▶ [Direction]:
Count the lines below that contain the word "values" and give only that number.

▶ [Extracted entries]:
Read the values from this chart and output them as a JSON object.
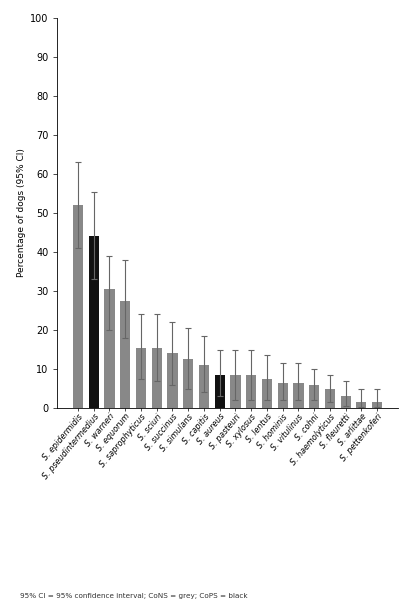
{
  "categories": [
    "S. epidermidis",
    "S. pseudintermedius",
    "S. warneri",
    "S. equorum",
    "S. saprophyticus",
    "S. sciuri",
    "S. succinus",
    "S. simulans",
    "S. capitis",
    "S. aureus",
    "S. pasteuri",
    "S. xylosus",
    "S. lentus",
    "S. hominis",
    "S. vitulinus",
    "S. cohni",
    "S. haemolyticus",
    "S. fleuretti",
    "S. arlittae",
    "S. pettenkoferi"
  ],
  "values": [
    52,
    44,
    30.5,
    27.5,
    15.5,
    15.5,
    14,
    12.5,
    11,
    8.5,
    8.5,
    8.5,
    7.5,
    6.5,
    6.5,
    6,
    5,
    3,
    1.5,
    1.5
  ],
  "ci_lower": [
    41,
    33,
    20,
    18,
    7.5,
    7,
    6,
    5,
    4,
    3,
    2,
    2,
    2,
    2,
    2,
    2,
    1.5,
    0.5,
    0.2,
    0.2
  ],
  "ci_upper": [
    63,
    55.5,
    39,
    38,
    24,
    24,
    22,
    20.5,
    18.5,
    15,
    15,
    15,
    13.5,
    11.5,
    11.5,
    10,
    8.5,
    7,
    5,
    5
  ],
  "colors": [
    "#888888",
    "#111111",
    "#888888",
    "#888888",
    "#888888",
    "#888888",
    "#888888",
    "#888888",
    "#888888",
    "#111111",
    "#888888",
    "#888888",
    "#888888",
    "#888888",
    "#888888",
    "#888888",
    "#888888",
    "#888888",
    "#888888",
    "#888888"
  ],
  "ylabel": "Percentage of dogs (95% CI)",
  "ylim": [
    0,
    100
  ],
  "yticks": [
    0,
    10,
    20,
    30,
    40,
    50,
    60,
    70,
    80,
    90,
    100
  ],
  "footnote": "95% CI = 95% confidence interval; CoNS = grey; CoPS = black",
  "background_color": "#ffffff",
  "fig_width": 4.1,
  "fig_height": 6.0,
  "dpi": 100
}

▶ [Output of the task]:
2